What the exercise asks: Provide nothing but the number of lines containing the string "text".

A block of data:
* * * *

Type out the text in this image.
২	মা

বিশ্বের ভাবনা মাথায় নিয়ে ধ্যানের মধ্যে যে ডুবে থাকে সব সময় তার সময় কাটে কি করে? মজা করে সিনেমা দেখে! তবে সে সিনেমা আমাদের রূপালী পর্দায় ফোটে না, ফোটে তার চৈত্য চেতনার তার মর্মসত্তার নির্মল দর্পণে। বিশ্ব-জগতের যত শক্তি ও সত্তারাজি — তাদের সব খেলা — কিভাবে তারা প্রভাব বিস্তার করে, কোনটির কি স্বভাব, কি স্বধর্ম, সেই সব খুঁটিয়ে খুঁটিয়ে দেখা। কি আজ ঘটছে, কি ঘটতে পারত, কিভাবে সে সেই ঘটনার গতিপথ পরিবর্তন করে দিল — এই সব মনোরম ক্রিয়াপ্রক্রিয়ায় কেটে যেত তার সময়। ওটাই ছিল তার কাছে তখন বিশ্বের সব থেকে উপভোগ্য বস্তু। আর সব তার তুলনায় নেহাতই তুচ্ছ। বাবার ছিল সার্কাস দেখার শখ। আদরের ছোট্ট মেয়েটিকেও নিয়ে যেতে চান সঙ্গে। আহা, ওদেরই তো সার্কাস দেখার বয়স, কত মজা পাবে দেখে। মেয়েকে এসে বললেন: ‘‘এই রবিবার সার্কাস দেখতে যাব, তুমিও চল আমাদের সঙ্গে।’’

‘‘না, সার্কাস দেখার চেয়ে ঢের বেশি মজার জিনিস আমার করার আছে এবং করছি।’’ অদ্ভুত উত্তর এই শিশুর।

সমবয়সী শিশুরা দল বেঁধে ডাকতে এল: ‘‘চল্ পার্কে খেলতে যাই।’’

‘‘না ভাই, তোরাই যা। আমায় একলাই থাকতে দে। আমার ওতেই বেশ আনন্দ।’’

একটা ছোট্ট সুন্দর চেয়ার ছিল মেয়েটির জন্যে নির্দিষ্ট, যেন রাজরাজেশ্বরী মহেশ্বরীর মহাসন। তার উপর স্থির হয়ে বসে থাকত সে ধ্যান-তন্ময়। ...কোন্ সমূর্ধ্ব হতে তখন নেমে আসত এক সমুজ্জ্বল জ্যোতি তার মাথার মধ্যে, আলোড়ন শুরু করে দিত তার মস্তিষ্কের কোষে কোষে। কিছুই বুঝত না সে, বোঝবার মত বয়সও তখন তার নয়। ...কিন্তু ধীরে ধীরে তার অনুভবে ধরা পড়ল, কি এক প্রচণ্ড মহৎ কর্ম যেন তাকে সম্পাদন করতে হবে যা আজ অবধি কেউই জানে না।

* * * *

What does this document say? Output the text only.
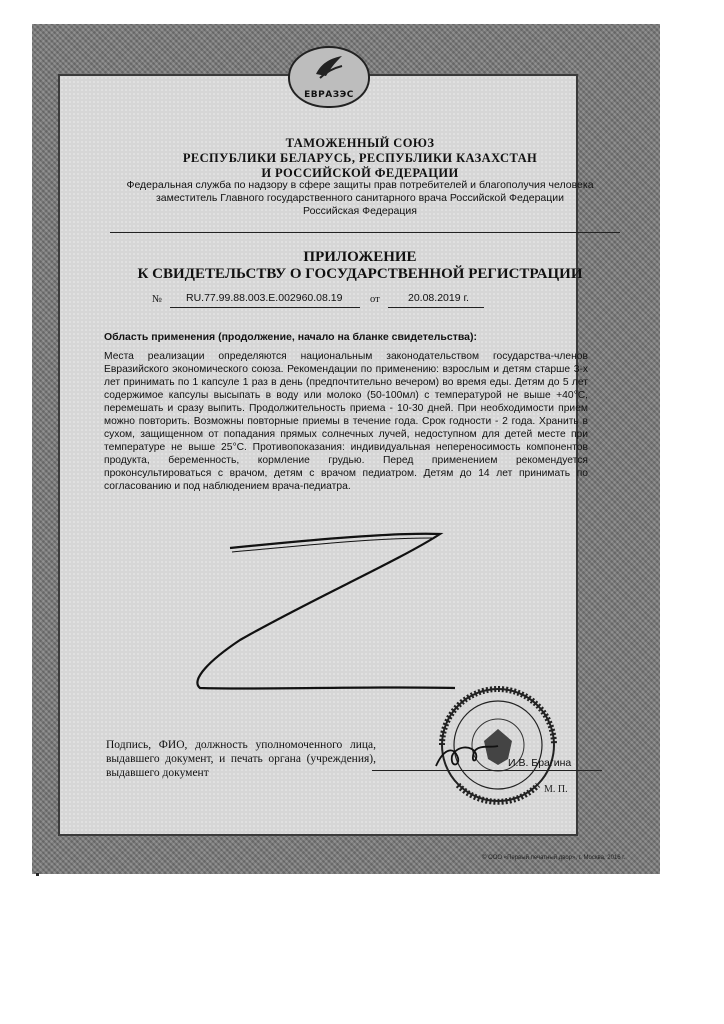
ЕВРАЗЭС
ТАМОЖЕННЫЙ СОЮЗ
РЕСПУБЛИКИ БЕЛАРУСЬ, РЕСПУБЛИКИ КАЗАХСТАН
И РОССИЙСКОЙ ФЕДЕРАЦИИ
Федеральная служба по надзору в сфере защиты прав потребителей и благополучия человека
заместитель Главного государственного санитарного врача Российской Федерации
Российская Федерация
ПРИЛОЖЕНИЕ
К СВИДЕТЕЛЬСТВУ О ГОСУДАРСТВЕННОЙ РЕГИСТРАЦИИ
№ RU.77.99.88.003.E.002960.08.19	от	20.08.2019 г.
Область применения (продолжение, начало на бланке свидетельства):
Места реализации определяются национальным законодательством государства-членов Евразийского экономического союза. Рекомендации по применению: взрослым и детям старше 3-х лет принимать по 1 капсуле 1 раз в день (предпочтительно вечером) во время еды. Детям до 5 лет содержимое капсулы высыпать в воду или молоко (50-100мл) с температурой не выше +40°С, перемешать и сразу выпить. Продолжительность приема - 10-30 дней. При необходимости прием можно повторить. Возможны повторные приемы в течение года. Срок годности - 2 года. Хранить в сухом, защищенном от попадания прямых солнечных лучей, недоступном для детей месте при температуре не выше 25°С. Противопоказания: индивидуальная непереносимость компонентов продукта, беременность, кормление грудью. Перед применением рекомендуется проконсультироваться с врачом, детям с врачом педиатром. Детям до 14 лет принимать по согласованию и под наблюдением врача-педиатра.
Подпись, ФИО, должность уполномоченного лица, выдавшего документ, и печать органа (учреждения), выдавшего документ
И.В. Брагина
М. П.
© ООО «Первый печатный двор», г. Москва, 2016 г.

* * * *

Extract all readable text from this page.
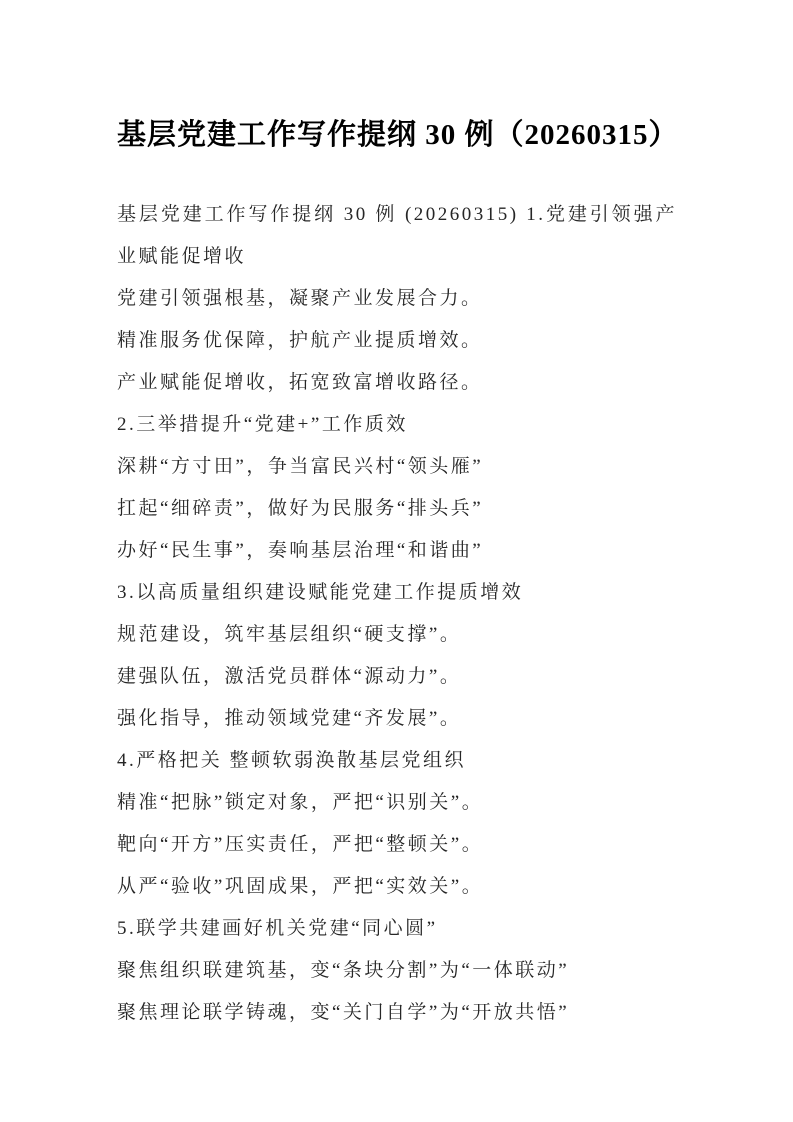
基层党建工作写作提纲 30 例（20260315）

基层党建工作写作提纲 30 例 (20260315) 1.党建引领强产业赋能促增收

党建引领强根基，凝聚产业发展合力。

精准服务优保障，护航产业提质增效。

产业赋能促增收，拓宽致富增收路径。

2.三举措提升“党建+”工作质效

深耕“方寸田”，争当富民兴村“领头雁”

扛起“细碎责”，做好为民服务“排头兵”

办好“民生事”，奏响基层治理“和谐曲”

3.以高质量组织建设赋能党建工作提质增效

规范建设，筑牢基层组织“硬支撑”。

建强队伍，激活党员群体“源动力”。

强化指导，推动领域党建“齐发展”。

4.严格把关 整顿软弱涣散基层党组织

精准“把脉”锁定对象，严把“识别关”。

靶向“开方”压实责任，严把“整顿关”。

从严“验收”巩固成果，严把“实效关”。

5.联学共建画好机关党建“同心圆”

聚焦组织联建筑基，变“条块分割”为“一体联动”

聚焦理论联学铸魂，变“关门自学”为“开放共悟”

* * * *

Solution for this task: 3